Your answer should be a single number: the count of lines containing the string "vases".

• • • • •

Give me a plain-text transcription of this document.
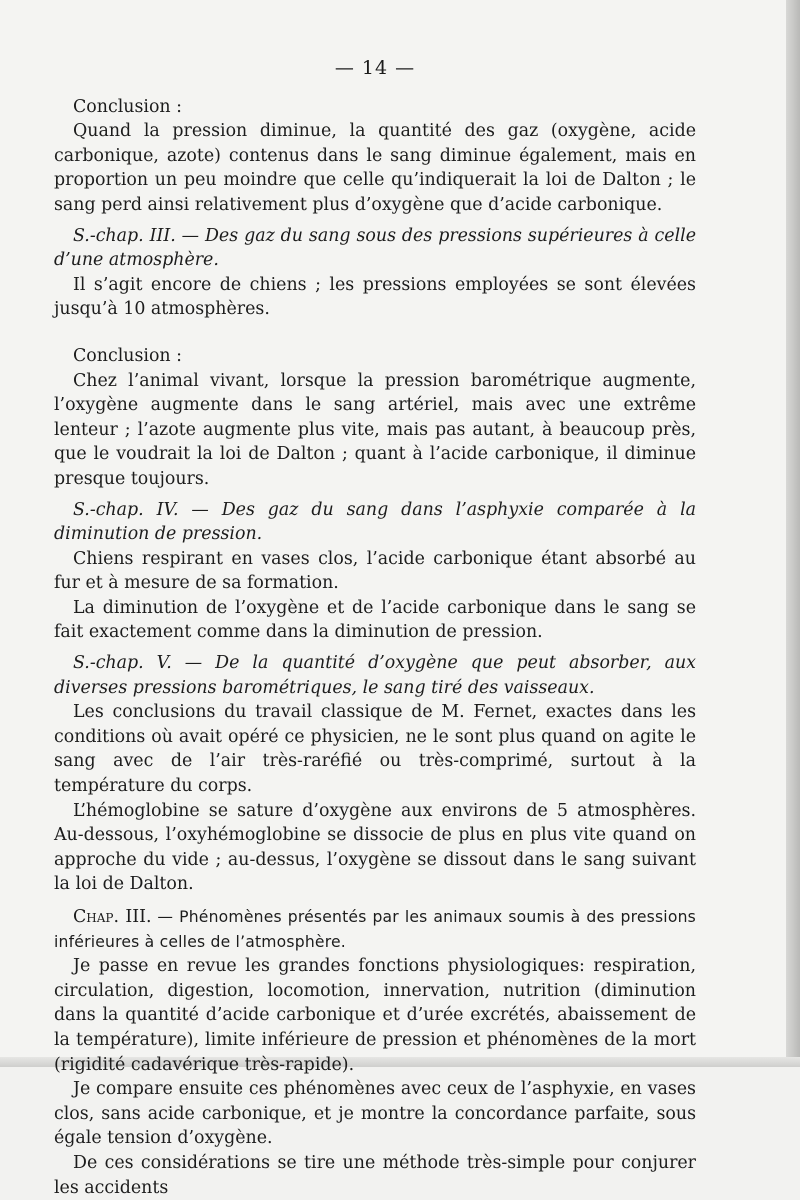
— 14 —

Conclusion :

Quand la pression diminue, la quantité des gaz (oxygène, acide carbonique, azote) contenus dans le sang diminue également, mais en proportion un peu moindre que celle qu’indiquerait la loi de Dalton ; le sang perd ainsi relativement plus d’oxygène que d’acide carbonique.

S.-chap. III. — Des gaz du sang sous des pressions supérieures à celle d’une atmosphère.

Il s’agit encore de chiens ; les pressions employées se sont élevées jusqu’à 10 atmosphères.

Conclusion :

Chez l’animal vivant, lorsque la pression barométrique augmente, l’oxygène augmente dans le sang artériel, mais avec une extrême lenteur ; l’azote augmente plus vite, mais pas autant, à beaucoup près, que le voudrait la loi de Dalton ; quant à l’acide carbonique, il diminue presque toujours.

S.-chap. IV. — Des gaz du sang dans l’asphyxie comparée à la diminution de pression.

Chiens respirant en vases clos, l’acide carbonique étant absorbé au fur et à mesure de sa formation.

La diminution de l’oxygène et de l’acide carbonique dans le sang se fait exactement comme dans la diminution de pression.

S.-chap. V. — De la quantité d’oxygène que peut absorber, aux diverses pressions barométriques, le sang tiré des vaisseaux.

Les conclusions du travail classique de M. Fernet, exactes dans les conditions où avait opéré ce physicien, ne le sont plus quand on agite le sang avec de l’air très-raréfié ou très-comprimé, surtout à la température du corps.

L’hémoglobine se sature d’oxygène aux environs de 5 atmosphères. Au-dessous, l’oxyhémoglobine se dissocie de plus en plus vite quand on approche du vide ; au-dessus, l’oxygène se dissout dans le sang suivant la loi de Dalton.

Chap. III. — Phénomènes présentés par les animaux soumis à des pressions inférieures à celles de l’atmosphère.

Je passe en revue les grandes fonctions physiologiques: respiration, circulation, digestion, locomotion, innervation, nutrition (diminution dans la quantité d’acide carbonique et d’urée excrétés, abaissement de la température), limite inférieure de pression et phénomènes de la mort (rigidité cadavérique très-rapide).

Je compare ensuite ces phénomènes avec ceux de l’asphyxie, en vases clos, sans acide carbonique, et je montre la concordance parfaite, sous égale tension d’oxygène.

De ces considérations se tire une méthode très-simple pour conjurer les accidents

• • • • •

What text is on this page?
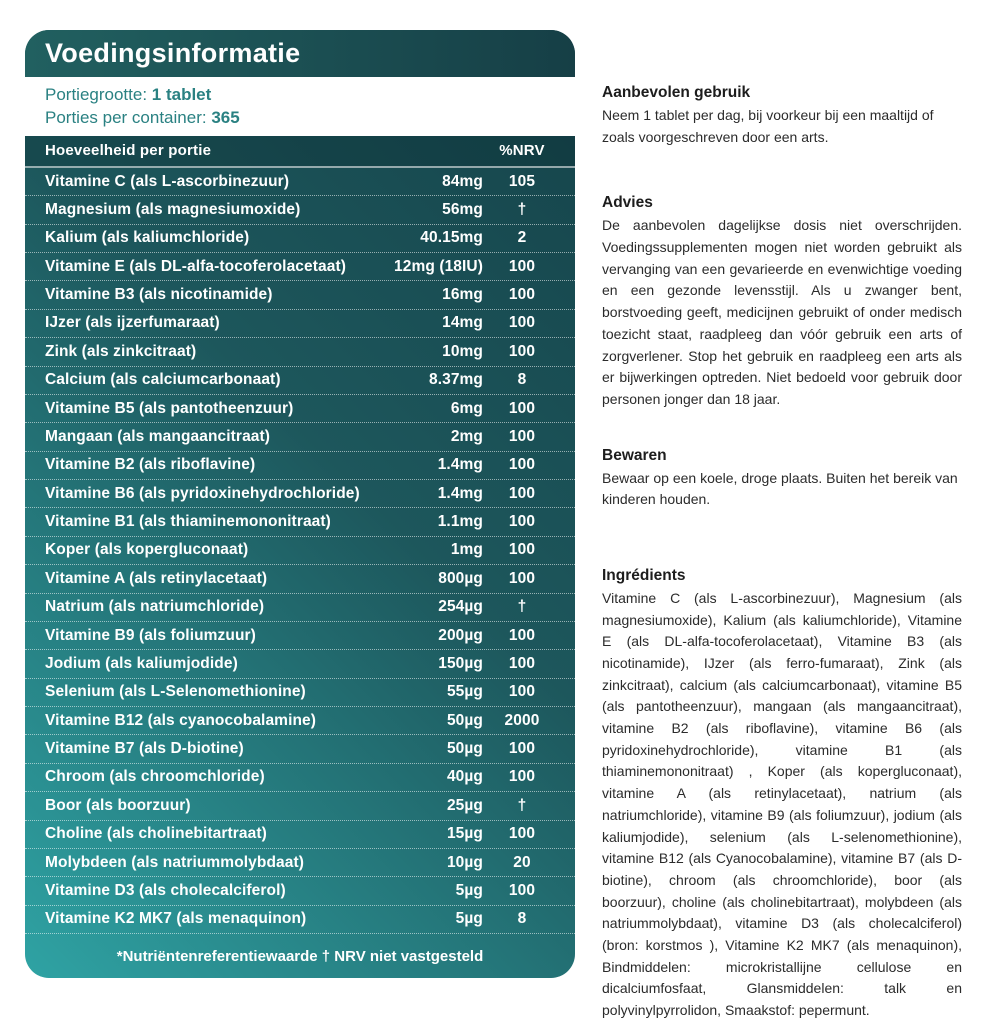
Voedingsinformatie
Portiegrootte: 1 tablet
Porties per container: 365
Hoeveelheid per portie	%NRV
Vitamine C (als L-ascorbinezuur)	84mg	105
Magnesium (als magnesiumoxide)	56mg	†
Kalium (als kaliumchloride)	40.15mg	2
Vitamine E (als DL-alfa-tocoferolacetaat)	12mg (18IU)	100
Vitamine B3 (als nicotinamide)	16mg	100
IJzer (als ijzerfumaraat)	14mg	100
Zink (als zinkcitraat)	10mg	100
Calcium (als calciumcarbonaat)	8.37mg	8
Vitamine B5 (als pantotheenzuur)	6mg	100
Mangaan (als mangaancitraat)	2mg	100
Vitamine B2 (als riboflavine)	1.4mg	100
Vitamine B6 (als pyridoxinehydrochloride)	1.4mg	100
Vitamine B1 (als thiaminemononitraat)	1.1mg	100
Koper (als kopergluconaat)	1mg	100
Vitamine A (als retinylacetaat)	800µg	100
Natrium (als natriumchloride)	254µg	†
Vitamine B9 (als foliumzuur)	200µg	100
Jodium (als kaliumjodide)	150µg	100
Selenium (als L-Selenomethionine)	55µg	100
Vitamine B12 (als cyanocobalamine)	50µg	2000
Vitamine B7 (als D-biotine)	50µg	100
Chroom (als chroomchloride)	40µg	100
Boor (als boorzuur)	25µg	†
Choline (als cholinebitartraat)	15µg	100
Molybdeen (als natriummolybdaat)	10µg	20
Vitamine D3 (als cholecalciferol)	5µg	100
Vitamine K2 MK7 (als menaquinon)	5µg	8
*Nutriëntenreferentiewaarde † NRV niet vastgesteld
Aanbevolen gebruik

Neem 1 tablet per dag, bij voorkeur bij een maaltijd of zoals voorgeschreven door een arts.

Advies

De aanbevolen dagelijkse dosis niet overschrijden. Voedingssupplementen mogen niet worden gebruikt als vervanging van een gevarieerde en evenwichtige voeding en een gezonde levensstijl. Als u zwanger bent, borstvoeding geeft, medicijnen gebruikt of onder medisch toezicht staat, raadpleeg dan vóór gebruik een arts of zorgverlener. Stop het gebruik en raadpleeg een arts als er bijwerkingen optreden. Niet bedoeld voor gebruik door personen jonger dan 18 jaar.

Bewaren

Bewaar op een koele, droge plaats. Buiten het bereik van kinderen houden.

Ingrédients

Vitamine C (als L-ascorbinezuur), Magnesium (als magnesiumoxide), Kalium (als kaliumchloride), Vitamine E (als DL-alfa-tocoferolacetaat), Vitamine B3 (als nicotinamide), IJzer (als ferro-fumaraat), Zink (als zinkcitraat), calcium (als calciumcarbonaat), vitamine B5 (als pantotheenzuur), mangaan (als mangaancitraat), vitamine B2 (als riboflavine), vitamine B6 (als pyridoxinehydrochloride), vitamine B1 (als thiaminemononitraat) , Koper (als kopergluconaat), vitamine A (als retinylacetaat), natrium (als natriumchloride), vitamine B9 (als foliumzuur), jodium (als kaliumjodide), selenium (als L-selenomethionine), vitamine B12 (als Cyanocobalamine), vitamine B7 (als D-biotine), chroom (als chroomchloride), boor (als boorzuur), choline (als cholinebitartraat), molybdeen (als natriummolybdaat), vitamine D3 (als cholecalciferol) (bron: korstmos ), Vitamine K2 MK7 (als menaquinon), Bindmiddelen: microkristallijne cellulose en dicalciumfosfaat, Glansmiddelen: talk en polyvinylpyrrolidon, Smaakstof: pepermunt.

• • • • •

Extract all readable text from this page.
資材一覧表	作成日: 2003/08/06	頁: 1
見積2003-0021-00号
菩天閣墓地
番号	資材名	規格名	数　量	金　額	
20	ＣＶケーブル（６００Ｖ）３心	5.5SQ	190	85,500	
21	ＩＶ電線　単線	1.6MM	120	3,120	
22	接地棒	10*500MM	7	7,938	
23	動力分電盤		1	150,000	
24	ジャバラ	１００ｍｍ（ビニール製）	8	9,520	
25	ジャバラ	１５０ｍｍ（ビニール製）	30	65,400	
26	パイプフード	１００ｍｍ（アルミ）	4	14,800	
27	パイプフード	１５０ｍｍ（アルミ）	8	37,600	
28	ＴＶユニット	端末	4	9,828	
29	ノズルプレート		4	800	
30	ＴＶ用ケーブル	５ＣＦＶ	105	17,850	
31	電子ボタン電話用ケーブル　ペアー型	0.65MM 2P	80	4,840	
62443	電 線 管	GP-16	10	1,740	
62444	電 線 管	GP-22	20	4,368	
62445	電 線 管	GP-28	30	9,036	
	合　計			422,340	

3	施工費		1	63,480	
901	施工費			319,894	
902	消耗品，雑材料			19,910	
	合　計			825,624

• • • • •

## Reply
2